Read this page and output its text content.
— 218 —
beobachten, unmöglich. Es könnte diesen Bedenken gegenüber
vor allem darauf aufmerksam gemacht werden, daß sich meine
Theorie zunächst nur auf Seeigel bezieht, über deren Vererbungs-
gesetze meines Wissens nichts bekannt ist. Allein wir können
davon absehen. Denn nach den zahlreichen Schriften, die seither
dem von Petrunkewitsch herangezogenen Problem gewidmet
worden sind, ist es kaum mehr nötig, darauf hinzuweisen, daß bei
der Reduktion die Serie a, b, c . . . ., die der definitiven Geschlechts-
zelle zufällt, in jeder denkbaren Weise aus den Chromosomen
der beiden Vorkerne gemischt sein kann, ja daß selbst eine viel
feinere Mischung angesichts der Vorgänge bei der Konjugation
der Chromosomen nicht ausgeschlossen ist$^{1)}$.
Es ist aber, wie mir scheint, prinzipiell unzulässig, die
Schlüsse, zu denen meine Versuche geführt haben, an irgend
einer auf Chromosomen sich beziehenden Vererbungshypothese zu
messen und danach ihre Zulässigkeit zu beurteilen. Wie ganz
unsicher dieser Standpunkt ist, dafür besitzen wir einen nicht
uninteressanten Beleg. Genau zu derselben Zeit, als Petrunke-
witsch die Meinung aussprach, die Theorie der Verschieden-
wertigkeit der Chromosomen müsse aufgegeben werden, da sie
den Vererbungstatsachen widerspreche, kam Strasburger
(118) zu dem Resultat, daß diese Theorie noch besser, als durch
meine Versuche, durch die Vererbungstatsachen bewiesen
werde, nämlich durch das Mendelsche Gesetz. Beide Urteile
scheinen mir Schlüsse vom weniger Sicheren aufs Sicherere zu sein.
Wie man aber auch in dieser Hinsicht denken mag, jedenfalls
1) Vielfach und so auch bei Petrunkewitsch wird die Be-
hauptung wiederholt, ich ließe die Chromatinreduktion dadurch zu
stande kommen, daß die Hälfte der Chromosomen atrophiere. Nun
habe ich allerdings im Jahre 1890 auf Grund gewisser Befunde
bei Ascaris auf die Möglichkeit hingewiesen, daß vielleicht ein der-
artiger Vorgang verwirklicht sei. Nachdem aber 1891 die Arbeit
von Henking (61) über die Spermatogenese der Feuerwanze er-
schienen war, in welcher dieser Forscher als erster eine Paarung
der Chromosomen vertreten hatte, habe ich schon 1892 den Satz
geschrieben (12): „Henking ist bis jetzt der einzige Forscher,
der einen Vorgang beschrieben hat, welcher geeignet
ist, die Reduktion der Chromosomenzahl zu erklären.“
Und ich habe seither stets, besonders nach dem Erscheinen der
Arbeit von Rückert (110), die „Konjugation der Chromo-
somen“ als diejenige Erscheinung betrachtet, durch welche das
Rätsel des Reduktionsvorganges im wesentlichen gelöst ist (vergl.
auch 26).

▬▬▬

Scan the lines above for the word "aber" and copy every one where it occurs.

Es ist aber, wie mir scheint, prinzipiell unzulässig, die
Wie man aber auch in dieser Hinsicht denken mag, jedenfalls
artiger Vorgang verwirklicht sei. Nachdem aber 1891 die Arbeit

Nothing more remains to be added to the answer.